▶ [Dataset listings of figures]:
[Start]

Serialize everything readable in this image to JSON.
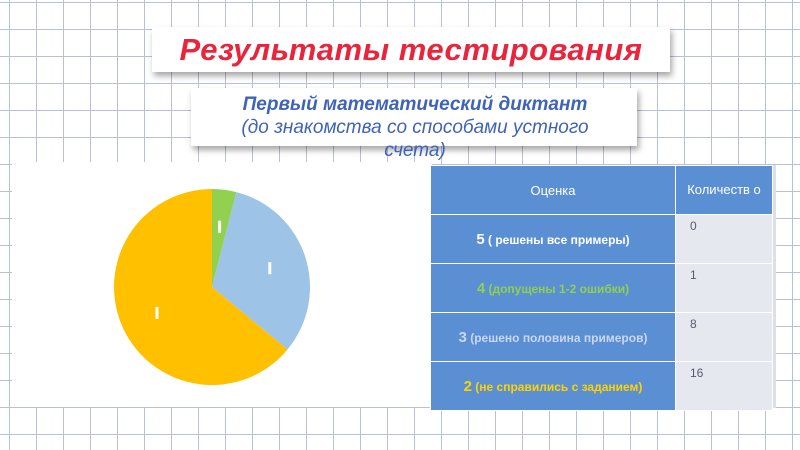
{
  "header": {
    "title": "Результаты тестирования",
    "subtitle_line1": "Первый математический диктант",
    "subtitle_line2": "(до знакомства со способами устного",
    "subtitle_line3": "счета)"
  },
  "table": {
    "headers": [
      "Оценка",
      "Количеств о"
    ],
    "rows": [
      {
        "grade": "5",
        "note": " ( решены все примеры)",
        "count": "0",
        "color": "#ffffff"
      },
      {
        "grade": "4",
        "note": " (допущены 1-2 ошибки)",
        "count": "1",
        "color": "#8fd14f"
      },
      {
        "grade": "3",
        "note": " (решено  половина примеров)",
        "count": "8",
        "color": "#c9d7f2"
      },
      {
        "grade": "2",
        "note": " (не справились с заданием)",
        "count": "16",
        "color": "#ffd200"
      }
    ]
  },
  "chart_data": {
    "type": "pie",
    "categories": [
      "5",
      "4",
      "3",
      "2"
    ],
    "values": [
      0,
      1,
      8,
      16
    ],
    "colors": [
      "#ffffff",
      "#92d050",
      "#9dc3e6",
      "#ffc000"
    ],
    "title": "",
    "legend": "none",
    "data_labels": "small white markers"
  }
}
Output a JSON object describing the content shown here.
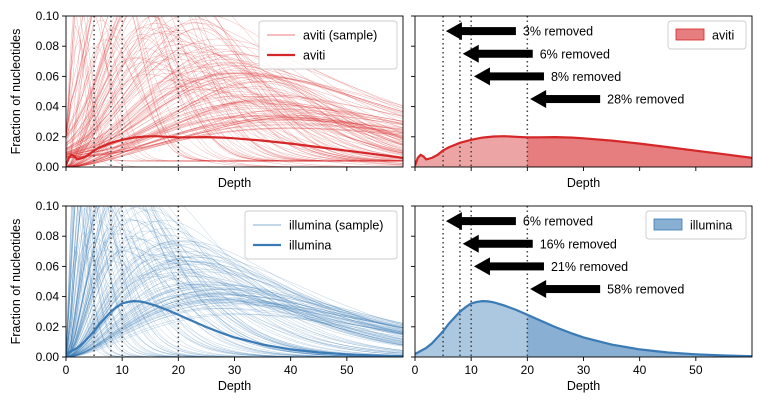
{
  "chart_data": [
    {
      "type": "line",
      "panel": "top-left",
      "xlabel": "Depth",
      "ylabel": "Fraction of nucleotides",
      "xlim": [
        0,
        60
      ],
      "ylim": [
        0,
        0.1
      ],
      "xticks": [
        0,
        10,
        20,
        30,
        40,
        50
      ],
      "xtick_labels_visible": false,
      "yticks": [
        0,
        0.02,
        0.04,
        0.06,
        0.08,
        0.1
      ],
      "ytick_labels": [
        "0.00",
        "0.02",
        "0.04",
        "0.06",
        "0.08",
        "0.10"
      ],
      "vlines": [
        5,
        8,
        10,
        20
      ],
      "legend": "top-right",
      "legend_entries": [
        "aviti (sample)",
        "aviti"
      ],
      "color": "#d62728",
      "sample_lines": {
        "count": 150,
        "opacity": 0.35
      },
      "mean_series": {
        "name": "aviti",
        "x": [
          0,
          0.5,
          1,
          1.5,
          2,
          3,
          4,
          5,
          6,
          8,
          10,
          12,
          14,
          16,
          18,
          20,
          22,
          25,
          28,
          30,
          35,
          40,
          45,
          50,
          55,
          60
        ],
        "y": [
          0.001,
          0.006,
          0.008,
          0.007,
          0.005,
          0.006,
          0.008,
          0.011,
          0.013,
          0.016,
          0.018,
          0.0195,
          0.0202,
          0.0204,
          0.02,
          0.0196,
          0.0197,
          0.0198,
          0.0195,
          0.019,
          0.0175,
          0.0155,
          0.0132,
          0.0108,
          0.0085,
          0.006
        ]
      }
    },
    {
      "type": "area",
      "panel": "top-right",
      "xlabel": "Depth",
      "xlim": [
        0,
        60
      ],
      "ylim": [
        0,
        0.1
      ],
      "xticks": [
        0,
        10,
        20,
        30,
        40,
        50
      ],
      "xtick_labels_visible": false,
      "ytick_labels_visible": false,
      "vlines": [
        5,
        8,
        10,
        20
      ],
      "shade_to": 20,
      "legend": "top-right",
      "legend_entries": [
        "aviti"
      ],
      "color": "#d62728",
      "annotations": [
        {
          "text": "3% removed",
          "arrow_tip_x": 5.5,
          "y": 0.09
        },
        {
          "text": "6% removed",
          "arrow_tip_x": 8.5,
          "y": 0.075
        },
        {
          "text": "8% removed",
          "arrow_tip_x": 10.5,
          "y": 0.06
        },
        {
          "text": "28% removed",
          "arrow_tip_x": 20.5,
          "y": 0.045
        }
      ],
      "series": {
        "name": "aviti",
        "x": [
          0,
          0.5,
          1,
          1.5,
          2,
          3,
          4,
          5,
          6,
          8,
          10,
          12,
          14,
          16,
          18,
          20,
          22,
          25,
          28,
          30,
          35,
          40,
          45,
          50,
          55,
          60
        ],
        "y": [
          0.001,
          0.006,
          0.008,
          0.007,
          0.005,
          0.006,
          0.008,
          0.011,
          0.013,
          0.016,
          0.018,
          0.0195,
          0.0202,
          0.0204,
          0.02,
          0.0196,
          0.0197,
          0.0198,
          0.0195,
          0.019,
          0.0175,
          0.0155,
          0.0132,
          0.0108,
          0.0085,
          0.006
        ]
      }
    },
    {
      "type": "line",
      "panel": "bottom-left",
      "xlabel": "Depth",
      "ylabel": "Fraction of nucleotides",
      "xlim": [
        0,
        60
      ],
      "ylim": [
        0,
        0.1
      ],
      "xticks": [
        0,
        10,
        20,
        30,
        40,
        50
      ],
      "xtick_labels": [
        "0",
        "10",
        "20",
        "30",
        "40",
        "50"
      ],
      "yticks": [
        0,
        0.02,
        0.04,
        0.06,
        0.08,
        0.1
      ],
      "ytick_labels": [
        "0.00",
        "0.02",
        "0.04",
        "0.06",
        "0.08",
        "0.10"
      ],
      "vlines": [
        5,
        8,
        10,
        20
      ],
      "legend": "top-right",
      "legend_entries": [
        "illumina (sample)",
        "illumina"
      ],
      "color": "#3a7ab5",
      "sample_lines": {
        "count": 150,
        "opacity": 0.35
      },
      "mean_series": {
        "name": "illumina",
        "x": [
          0,
          0.5,
          1,
          2,
          3,
          4,
          5,
          6,
          7,
          8,
          9,
          10,
          11,
          12,
          13,
          14,
          16,
          18,
          20,
          22,
          25,
          28,
          30,
          35,
          40,
          45,
          50,
          55,
          60
        ],
        "y": [
          0.002,
          0.003,
          0.004,
          0.006,
          0.009,
          0.013,
          0.017,
          0.022,
          0.026,
          0.03,
          0.033,
          0.0355,
          0.0365,
          0.037,
          0.0368,
          0.0362,
          0.034,
          0.0312,
          0.028,
          0.0247,
          0.0198,
          0.0155,
          0.013,
          0.0082,
          0.005,
          0.003,
          0.0018,
          0.001,
          0.0005
        ]
      }
    },
    {
      "type": "area",
      "panel": "bottom-right",
      "xlabel": "Depth",
      "xlim": [
        0,
        60
      ],
      "ylim": [
        0,
        0.1
      ],
      "xticks": [
        0,
        10,
        20,
        30,
        40,
        50
      ],
      "xtick_labels": [
        "0",
        "10",
        "20",
        "30",
        "40",
        "50"
      ],
      "ytick_labels_visible": false,
      "vlines": [
        5,
        8,
        10,
        20
      ],
      "shade_to": 20,
      "legend": "top-right",
      "legend_entries": [
        "illumina"
      ],
      "color": "#3a7ab5",
      "annotations": [
        {
          "text": "6% removed",
          "arrow_tip_x": 5.5,
          "y": 0.09
        },
        {
          "text": "16% removed",
          "arrow_tip_x": 8.5,
          "y": 0.075
        },
        {
          "text": "21% removed",
          "arrow_tip_x": 10.5,
          "y": 0.06
        },
        {
          "text": "58% removed",
          "arrow_tip_x": 20.5,
          "y": 0.045
        }
      ],
      "series": {
        "name": "illumina",
        "x": [
          0,
          0.5,
          1,
          2,
          3,
          4,
          5,
          6,
          7,
          8,
          9,
          10,
          11,
          12,
          13,
          14,
          16,
          18,
          20,
          22,
          25,
          28,
          30,
          35,
          40,
          45,
          50,
          55,
          60
        ],
        "y": [
          0.002,
          0.003,
          0.004,
          0.006,
          0.009,
          0.013,
          0.017,
          0.022,
          0.026,
          0.03,
          0.033,
          0.0355,
          0.0365,
          0.037,
          0.0368,
          0.0362,
          0.034,
          0.0312,
          0.028,
          0.0247,
          0.0198,
          0.0155,
          0.013,
          0.0082,
          0.005,
          0.003,
          0.0018,
          0.001,
          0.0005
        ]
      }
    }
  ]
}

[End]

▶ [Problem]:
Reproduce the material above verbatim; omit every picture.

▶ [Task response]:
Serialize everything readable in this image to JSON.
{
  "header": {
    "title": "Результаты тестирования",
    "subtitle_line1": "Первый математический диктант",
    "subtitle_line2": "(до знакомства со способами устного",
    "subtitle_line3": "счета)"
  },
  "table": {
    "headers": [
      "Оценка",
      "Количеств о"
    ],
    "rows": [
      {
        "grade": "5",
        "note": " ( решены все примеры)",
        "count": "0",
        "color": "#ffffff"
      },
      {
        "grade": "4",
        "note": " (допущены 1-2 ошибки)",
        "count": "1",
        "color": "#8fd14f"
      },
      {
        "grade": "3",
        "note": " (решено  половина примеров)",
        "count": "8",
        "color": "#c9d7f2"
      },
      {
        "grade": "2",
        "note": " (не справились с заданием)",
        "count": "16",
        "color": "#ffd200"
      }
    ]
  },
  "chart_data": {
    "type": "pie",
    "categories": [
      "5",
      "4",
      "3",
      "2"
    ],
    "values": [
      0,
      1,
      8,
      16
    ],
    "colors": [
      "#ffffff",
      "#92d050",
      "#9dc3e6",
      "#ffc000"
    ],
    "title": "",
    "legend": "none",
    "data_labels": "small white markers"
  }
}
Output a JSON object describing the content shown here.
{
  "chart_data": [
    {
      "type": "line",
      "panel": "top-left",
      "xlabel": "Depth",
      "ylabel": "Fraction of nucleotides",
      "xlim": [
        0,
        60
      ],
      "ylim": [
        0,
        0.1
      ],
      "xticks": [
        0,
        10,
        20,
        30,
        40,
        50
      ],
      "xtick_labels_visible": false,
      "yticks": [
        0,
        0.02,
        0.04,
        0.06,
        0.08,
        0.1
      ],
      "ytick_labels": [
        "0.00",
        "0.02",
        "0.04",
        "0.06",
        "0.08",
        "0.10"
      ],
      "vlines": [
        5,
        8,
        10,
        20
      ],
      "legend": "top-right",
      "legend_entries": [
        "aviti (sample)",
        "aviti"
      ],
      "color": "#d62728",
      "sample_lines": {
        "count": 150,
        "opacity": 0.35
      },
      "mean_series": {
        "name": "aviti",
        "x": [
          0,
          0.5,
          1,
          1.5,
          2,
          3,
          4,
          5,
          6,
          8,
          10,
          12,
          14,
          16,
          18,
          20,
          22,
          25,
          28,
          30,
          35,
          40,
          45,
          50,
          55,
          60
        ],
        "y": [
          0.001,
          0.006,
          0.008,
          0.007,
          0.005,
          0.006,
          0.008,
          0.011,
          0.013,
          0.016,
          0.018,
          0.0195,
          0.0202,
          0.0204,
          0.02,
          0.0196,
          0.0197,
          0.0198,
          0.0195,
          0.019,
          0.0175,
          0.0155,
          0.0132,
          0.0108,
          0.0085,
          0.006
        ]
      }
    },
    {
      "type": "area",
      "panel": "top-right",
      "xlabel": "Depth",
      "xlim": [
        0,
        60
      ],
      "ylim": [
        0,
        0.1
      ],
      "xticks": [
        0,
        10,
        20,
        30,
        40,
        50
      ],
      "xtick_labels_visible": false,
      "ytick_labels_visible": false,
      "vlines": [
        5,
        8,
        10,
        20
      ],
      "shade_to": 20,
      "legend": "top-right",
      "legend_entries": [
        "aviti"
      ],
      "color": "#d62728",
      "annotations": [
        {
          "text": "3% removed",
          "arrow_tip_x": 5.5,
          "y": 0.09
        },
        {
          "text": "6% removed",
          "arrow_tip_x": 8.5,
          "y": 0.075
        },
        {
          "text": "8% removed",
          "arrow_tip_x": 10.5,
          "y": 0.06
        },
        {
          "text": "28% removed",
          "arrow_tip_x": 20.5,
          "y": 0.045
        }
      ],
      "series": {
        "name": "aviti",
        "x": [
          0,
          0.5,
          1,
          1.5,
          2,
          3,
          4,
          5,
          6,
          8,
          10,
          12,
          14,
          16,
          18,
          20,
          22,
          25,
          28,
          30,
          35,
          40,
          45,
          50,
          55,
          60
        ],
        "y": [
          0.001,
          0.006,
          0.008,
          0.007,
          0.005,
          0.006,
          0.008,
          0.011,
          0.013,
          0.016,
          0.018,
          0.0195,
          0.0202,
          0.0204,
          0.02,
          0.0196,
          0.0197,
          0.0198,
          0.0195,
          0.019,
          0.0175,
          0.0155,
          0.0132,
          0.0108,
          0.0085,
          0.006
        ]
      }
    },
    {
      "type": "line",
      "panel": "bottom-left",
      "xlabel": "Depth",
      "ylabel": "Fraction of nucleotides",
      "xlim": [
        0,
        60
      ],
      "ylim": [
        0,
        0.1
      ],
      "xticks": [
        0,
        10,
        20,
        30,
        40,
        50
      ],
      "xtick_labels": [
        "0",
        "10",
        "20",
        "30",
        "40",
        "50"
      ],
      "yticks": [
        0,
        0.02,
        0.04,
        0.06,
        0.08,
        0.1
      ],
      "ytick_labels": [
        "0.00",
        "0.02",
        "0.04",
        "0.06",
        "0.08",
        "0.10"
      ],
      "vlines": [
        5,
        8,
        10,
        20
      ],
      "legend": "top-right",
      "legend_entries": [
        "illumina (sample)",
        "illumina"
      ],
      "color": "#3a7ab5",
      "sample_lines": {
        "count": 150,
        "opacity": 0.35
      },
      "mean_series": {
        "name": "illumina",
        "x": [
          0,
          0.5,
          1,
          2,
          3,
          4,
          5,
          6,
          7,
          8,
          9,
          10,
          11,
          12,
          13,
          14,
          16,
          18,
          20,
          22,
          25,
          28,
          30,
          35,
          40,
          45,
          50,
          55,
          60
        ],
        "y": [
          0.002,
          0.003,
          0.004,
          0.006,
          0.009,
          0.013,
          0.017,
          0.022,
          0.026,
          0.03,
          0.033,
          0.0355,
          0.0365,
          0.037,
          0.0368,
          0.0362,
          0.034,
          0.0312,
          0.028,
          0.0247,
          0.0198,
          0.0155,
          0.013,
          0.0082,
          0.005,
          0.003,
          0.0018,
          0.001,
          0.0005
        ]
      }
    },
    {
      "type": "area",
      "panel": "bottom-right",
      "xlabel": "Depth",
      "xlim": [
        0,
        60
      ],
      "ylim": [
        0,
        0.1
      ],
      "xticks": [
        0,
        10,
        20,
        30,
        40,
        50
      ],
      "xtick_labels": [
        "0",
        "10",
        "20",
        "30",
        "40",
        "50"
      ],
      "ytick_labels_visible": false,
      "vlines": [
        5,
        8,
        10,
        20
      ],
      "shade_to": 20,
      "legend": "top-right",
      "legend_entries": [
        "illumina"
      ],
      "color": "#3a7ab5",
      "annotations": [
        {
          "text": "6% removed",
          "arrow_tip_x": 5.5,
          "y": 0.09
        },
        {
          "text": "16% removed",
          "arrow_tip_x": 8.5,
          "y": 0.075
        },
        {
          "text": "21% removed",
          "arrow_tip_x": 10.5,
          "y": 0.06
        },
        {
          "text": "58% removed",
          "arrow_tip_x": 20.5,
          "y": 0.045
        }
      ],
      "series": {
        "name": "illumina",
        "x": [
          0,
          0.5,
          1,
          2,
          3,
          4,
          5,
          6,
          7,
          8,
          9,
          10,
          11,
          12,
          13,
          14,
          16,
          18,
          20,
          22,
          25,
          28,
          30,
          35,
          40,
          45,
          50,
          55,
          60
        ],
        "y": [
          0.002,
          0.003,
          0.004,
          0.006,
          0.009,
          0.013,
          0.017,
          0.022,
          0.026,
          0.03,
          0.033,
          0.0355,
          0.0365,
          0.037,
          0.0368,
          0.0362,
          0.034,
          0.0312,
          0.028,
          0.0247,
          0.0198,
          0.0155,
          0.013,
          0.0082,
          0.005,
          0.003,
          0.0018,
          0.001,
          0.0005
        ]
      }
    }
  ]
}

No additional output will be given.